— start DATA ROWS —

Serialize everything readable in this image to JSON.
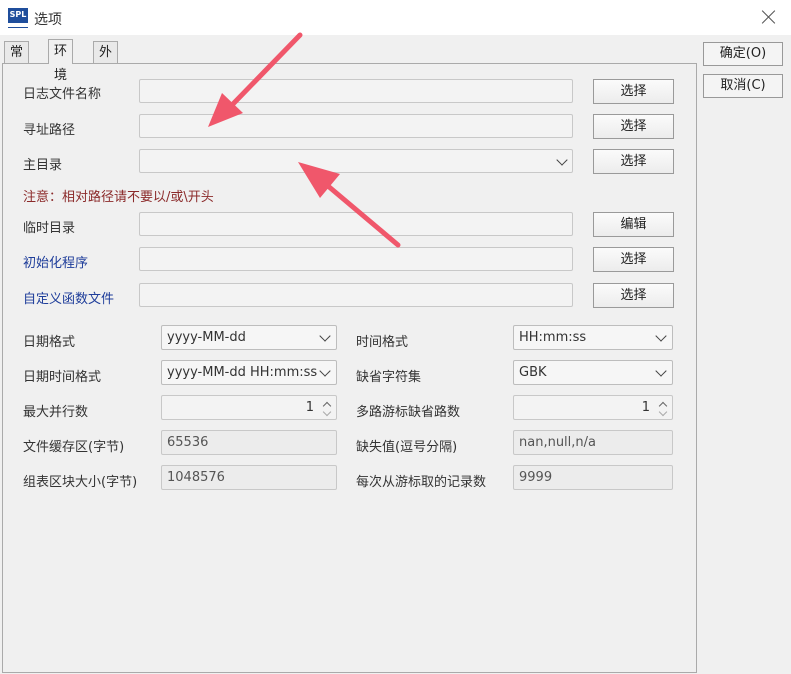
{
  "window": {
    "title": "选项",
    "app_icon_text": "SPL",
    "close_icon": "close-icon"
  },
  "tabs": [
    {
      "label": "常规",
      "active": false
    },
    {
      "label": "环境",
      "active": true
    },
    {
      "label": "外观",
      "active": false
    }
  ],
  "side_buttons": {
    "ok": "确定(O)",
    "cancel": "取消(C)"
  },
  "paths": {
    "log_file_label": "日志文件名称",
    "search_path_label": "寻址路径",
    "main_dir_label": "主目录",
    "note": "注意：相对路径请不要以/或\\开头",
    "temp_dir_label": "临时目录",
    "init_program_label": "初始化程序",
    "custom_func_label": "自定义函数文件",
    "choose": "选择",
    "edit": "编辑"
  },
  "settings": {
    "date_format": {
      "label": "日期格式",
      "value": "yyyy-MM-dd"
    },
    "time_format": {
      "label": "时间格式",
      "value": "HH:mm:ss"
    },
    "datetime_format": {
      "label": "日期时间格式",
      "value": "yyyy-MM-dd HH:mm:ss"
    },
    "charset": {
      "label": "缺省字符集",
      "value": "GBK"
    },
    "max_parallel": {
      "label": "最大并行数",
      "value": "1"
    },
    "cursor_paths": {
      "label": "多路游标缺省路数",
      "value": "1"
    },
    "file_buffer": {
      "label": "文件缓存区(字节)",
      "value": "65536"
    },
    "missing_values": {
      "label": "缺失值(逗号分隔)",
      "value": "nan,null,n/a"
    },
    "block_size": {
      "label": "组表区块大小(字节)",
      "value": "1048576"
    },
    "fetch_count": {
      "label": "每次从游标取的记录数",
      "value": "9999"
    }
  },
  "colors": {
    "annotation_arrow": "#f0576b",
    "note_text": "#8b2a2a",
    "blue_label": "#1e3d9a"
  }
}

— end DATA ROWS —
— start DATA ROWS —

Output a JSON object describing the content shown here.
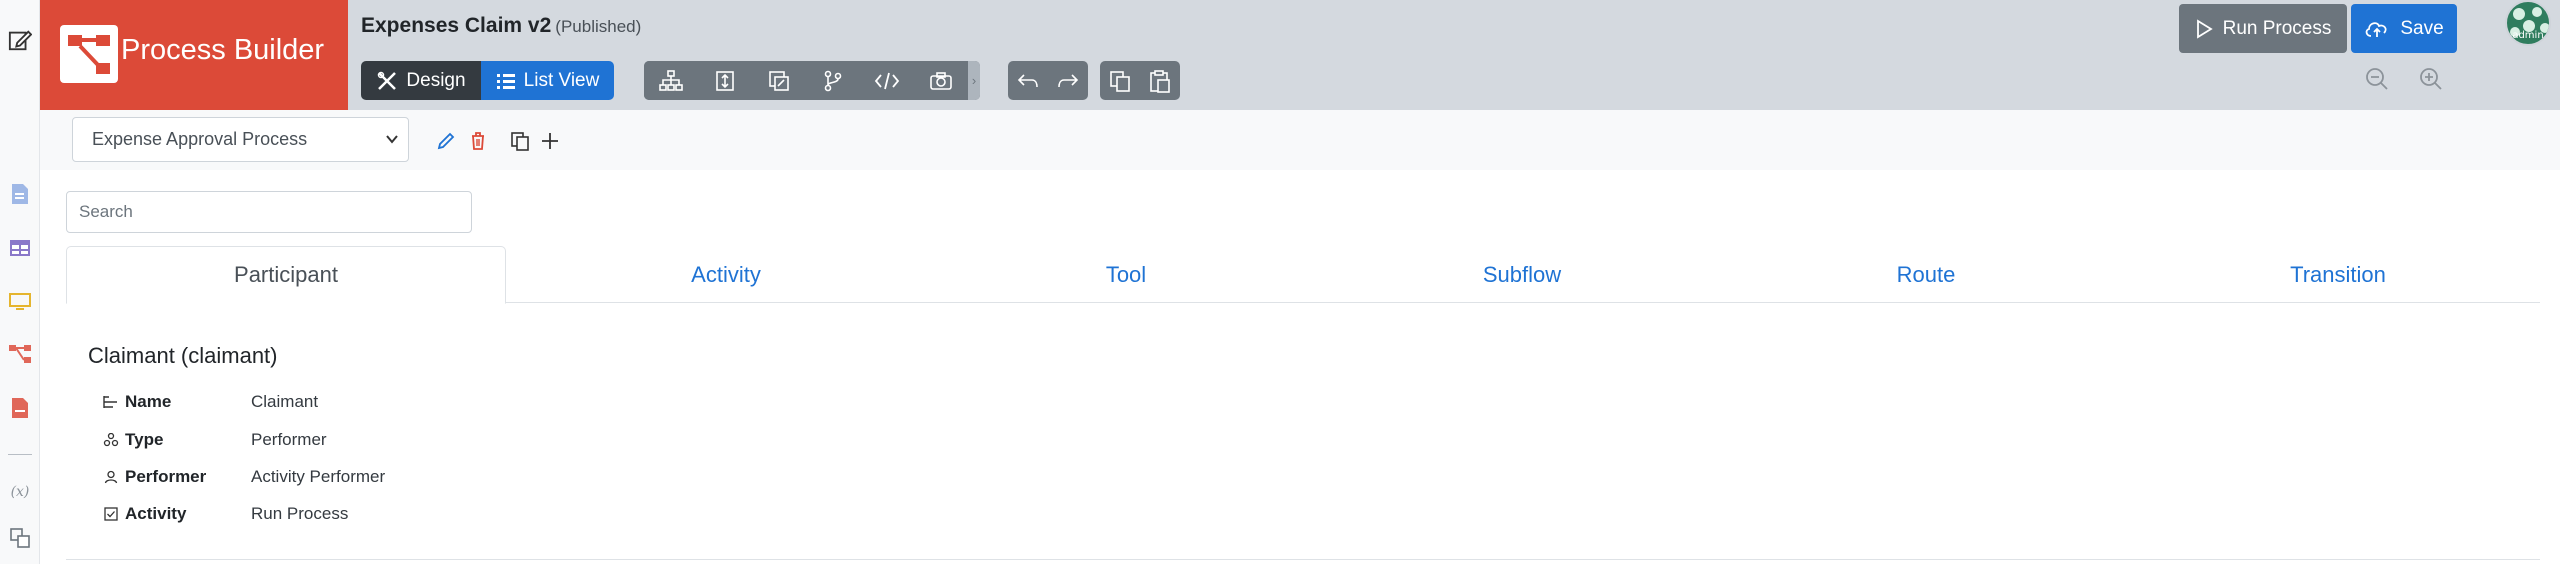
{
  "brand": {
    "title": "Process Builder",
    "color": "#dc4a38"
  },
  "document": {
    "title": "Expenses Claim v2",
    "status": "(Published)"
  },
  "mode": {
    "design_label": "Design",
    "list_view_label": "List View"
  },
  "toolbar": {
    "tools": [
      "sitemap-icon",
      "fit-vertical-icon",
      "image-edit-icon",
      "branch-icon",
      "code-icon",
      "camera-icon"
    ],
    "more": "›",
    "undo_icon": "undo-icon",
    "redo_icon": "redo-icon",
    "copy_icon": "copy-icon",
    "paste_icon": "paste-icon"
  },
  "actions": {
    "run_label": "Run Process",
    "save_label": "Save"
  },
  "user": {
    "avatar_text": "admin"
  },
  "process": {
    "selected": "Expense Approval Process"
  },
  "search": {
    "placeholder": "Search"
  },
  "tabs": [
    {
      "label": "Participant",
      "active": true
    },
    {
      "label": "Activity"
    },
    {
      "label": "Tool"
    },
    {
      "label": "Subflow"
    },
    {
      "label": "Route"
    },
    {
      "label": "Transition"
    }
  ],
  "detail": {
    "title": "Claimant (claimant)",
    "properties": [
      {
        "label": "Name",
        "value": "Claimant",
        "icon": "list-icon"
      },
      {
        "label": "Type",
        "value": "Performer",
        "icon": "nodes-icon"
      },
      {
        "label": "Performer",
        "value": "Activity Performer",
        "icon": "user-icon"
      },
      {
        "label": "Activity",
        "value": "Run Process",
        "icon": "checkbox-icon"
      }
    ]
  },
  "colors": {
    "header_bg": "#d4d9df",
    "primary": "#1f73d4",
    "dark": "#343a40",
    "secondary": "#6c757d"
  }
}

— end DATA ROWS —
— start DATA ROWS —

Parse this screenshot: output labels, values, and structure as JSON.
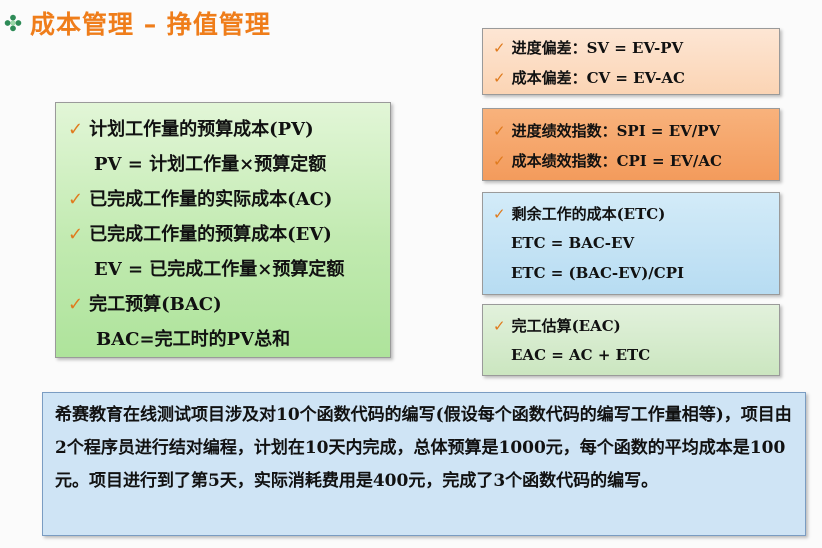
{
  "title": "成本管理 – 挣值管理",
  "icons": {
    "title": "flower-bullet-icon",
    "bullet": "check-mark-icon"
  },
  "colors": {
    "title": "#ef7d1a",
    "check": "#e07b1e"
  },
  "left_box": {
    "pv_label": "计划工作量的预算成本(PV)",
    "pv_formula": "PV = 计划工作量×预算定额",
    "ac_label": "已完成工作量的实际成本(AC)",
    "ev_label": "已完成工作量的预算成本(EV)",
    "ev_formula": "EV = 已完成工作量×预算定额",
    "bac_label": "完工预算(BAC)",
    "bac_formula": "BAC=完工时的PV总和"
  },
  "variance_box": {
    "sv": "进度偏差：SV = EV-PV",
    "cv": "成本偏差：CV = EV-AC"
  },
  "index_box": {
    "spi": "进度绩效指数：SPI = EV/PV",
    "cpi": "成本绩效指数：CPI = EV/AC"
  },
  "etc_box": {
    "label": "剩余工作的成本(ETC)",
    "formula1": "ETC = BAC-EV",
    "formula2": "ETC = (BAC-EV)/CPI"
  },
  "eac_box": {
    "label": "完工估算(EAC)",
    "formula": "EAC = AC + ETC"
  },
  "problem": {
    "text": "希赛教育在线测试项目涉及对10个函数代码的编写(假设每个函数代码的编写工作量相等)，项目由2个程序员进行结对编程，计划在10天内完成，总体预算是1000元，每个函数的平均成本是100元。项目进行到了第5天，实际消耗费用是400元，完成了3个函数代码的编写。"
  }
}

— end DATA ROWS —

--- TASK DIRECTIONS ---
From the records above, pull out each line that has "title".

--- ANSWER IN FULL ---
    "title": "选项",
    "title": "Process Builder",
    "title": "Expenses Claim v2",
    "title": "Claimant (claimant)",
  "title": "成本管理 – 挣值管理",
    "title": "flower-bullet-icon",
    "title": "#ef7d1a",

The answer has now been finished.